#### Short exercise:
Every line of the records must be repeated exactly; pictures stay out.

——

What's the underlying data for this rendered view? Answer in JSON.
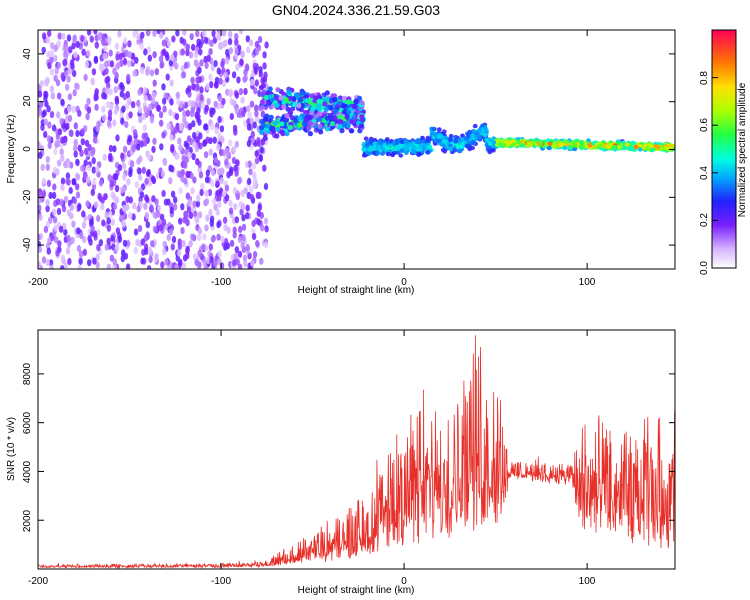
{
  "figure": {
    "title": "GN04.2024.336.21.59.G03"
  },
  "chart_data": [
    {
      "type": "heatmap",
      "xlabel": "Height of straight line (km)",
      "ylabel": "Frequency (Hz)",
      "xlim": [
        -200,
        148
      ],
      "ylim": [
        -50,
        50
      ],
      "xticks": [
        "-200",
        "-100",
        "0",
        "100"
      ],
      "yticks": [
        "-40",
        "-20",
        "0",
        "20",
        "40"
      ],
      "colorbar": {
        "label": "Normalized spectral amplitude",
        "range": [
          0.0,
          1.0
        ],
        "ticks": [
          "0.0",
          "0.2",
          "0.4",
          "0.6",
          "0.8"
        ]
      },
      "regions": [
        {
          "x_range": [
            -200,
            -75
          ],
          "frequency_range": [
            -50,
            50
          ],
          "description_level": 0.15
        },
        {
          "x_range": [
            -78,
            -22
          ],
          "frequency_center": [
            22,
            10
          ],
          "level_max": 0.55
        },
        {
          "x_range": [
            -22,
            148
          ],
          "frequency_center": 1,
          "level_max": 0.95
        }
      ]
    },
    {
      "type": "line",
      "xlabel": "Height of straight line (km)",
      "ylabel": "SNR (10 * v/v)",
      "xlim": [
        -200,
        148
      ],
      "ylim": [
        0,
        9800
      ],
      "xticks": [
        "-200",
        "-100",
        "0",
        "100"
      ],
      "yticks": [
        "2000",
        "4000",
        "6000",
        "8000"
      ],
      "color": "#e8302a",
      "envelope": [
        {
          "x": -200,
          "low": 50,
          "high": 200
        },
        {
          "x": -100,
          "low": 60,
          "high": 250
        },
        {
          "x": -75,
          "low": 80,
          "high": 400
        },
        {
          "x": -60,
          "low": 200,
          "high": 1200
        },
        {
          "x": -40,
          "low": 300,
          "high": 2200
        },
        {
          "x": -20,
          "low": 500,
          "high": 3500
        },
        {
          "x": 0,
          "low": 800,
          "high": 6500
        },
        {
          "x": 20,
          "low": 1000,
          "high": 7500
        },
        {
          "x": 30,
          "low": 1500,
          "high": 8500
        },
        {
          "x": 40,
          "low": 1500,
          "high": 9800
        },
        {
          "x": 55,
          "low": 2000,
          "high": 8000
        },
        {
          "x": 57,
          "low": 3700,
          "high": 4500
        },
        {
          "x": 92,
          "low": 3400,
          "high": 4500
        },
        {
          "x": 95,
          "low": 1500,
          "high": 6500
        },
        {
          "x": 110,
          "low": 1200,
          "high": 6500
        },
        {
          "x": 130,
          "low": 800,
          "high": 6500
        },
        {
          "x": 148,
          "low": 500,
          "high": 7200
        }
      ]
    }
  ]
}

——

#### Answer:
What's the underlying data for this rendered view? Answer in JSON.
{
  "figure": {
    "title": "GN04.2024.336.21.59.G03"
  },
  "chart_data": [
    {
      "type": "heatmap",
      "xlabel": "Height of straight line (km)",
      "ylabel": "Frequency (Hz)",
      "xlim": [
        -200,
        148
      ],
      "ylim": [
        -50,
        50
      ],
      "xticks": [
        "-200",
        "-100",
        "0",
        "100"
      ],
      "yticks": [
        "-40",
        "-20",
        "0",
        "20",
        "40"
      ],
      "colorbar": {
        "label": "Normalized spectral amplitude",
        "range": [
          0.0,
          1.0
        ],
        "ticks": [
          "0.0",
          "0.2",
          "0.4",
          "0.6",
          "0.8"
        ]
      },
      "regions": [
        {
          "x_range": [
            -200,
            -75
          ],
          "frequency_range": [
            -50,
            50
          ],
          "description_level": 0.15
        },
        {
          "x_range": [
            -78,
            -22
          ],
          "frequency_center": [
            22,
            10
          ],
          "level_max": 0.55
        },
        {
          "x_range": [
            -22,
            148
          ],
          "frequency_center": 1,
          "level_max": 0.95
        }
      ]
    },
    {
      "type": "line",
      "xlabel": "Height of straight line (km)",
      "ylabel": "SNR (10 * v/v)",
      "xlim": [
        -200,
        148
      ],
      "ylim": [
        0,
        9800
      ],
      "xticks": [
        "-200",
        "-100",
        "0",
        "100"
      ],
      "yticks": [
        "2000",
        "4000",
        "6000",
        "8000"
      ],
      "color": "#e8302a",
      "envelope": [
        {
          "x": -200,
          "low": 50,
          "high": 200
        },
        {
          "x": -100,
          "low": 60,
          "high": 250
        },
        {
          "x": -75,
          "low": 80,
          "high": 400
        },
        {
          "x": -60,
          "low": 200,
          "high": 1200
        },
        {
          "x": -40,
          "low": 300,
          "high": 2200
        },
        {
          "x": -20,
          "low": 500,
          "high": 3500
        },
        {
          "x": 0,
          "low": 800,
          "high": 6500
        },
        {
          "x": 20,
          "low": 1000,
          "high": 7500
        },
        {
          "x": 30,
          "low": 1500,
          "high": 8500
        },
        {
          "x": 40,
          "low": 1500,
          "high": 9800
        },
        {
          "x": 55,
          "low": 2000,
          "high": 8000
        },
        {
          "x": 57,
          "low": 3700,
          "high": 4500
        },
        {
          "x": 92,
          "low": 3400,
          "high": 4500
        },
        {
          "x": 95,
          "low": 1500,
          "high": 6500
        },
        {
          "x": 110,
          "low": 1200,
          "high": 6500
        },
        {
          "x": 130,
          "low": 800,
          "high": 6500
        },
        {
          "x": 148,
          "low": 500,
          "high": 7200
        }
      ]
    }
  ]
}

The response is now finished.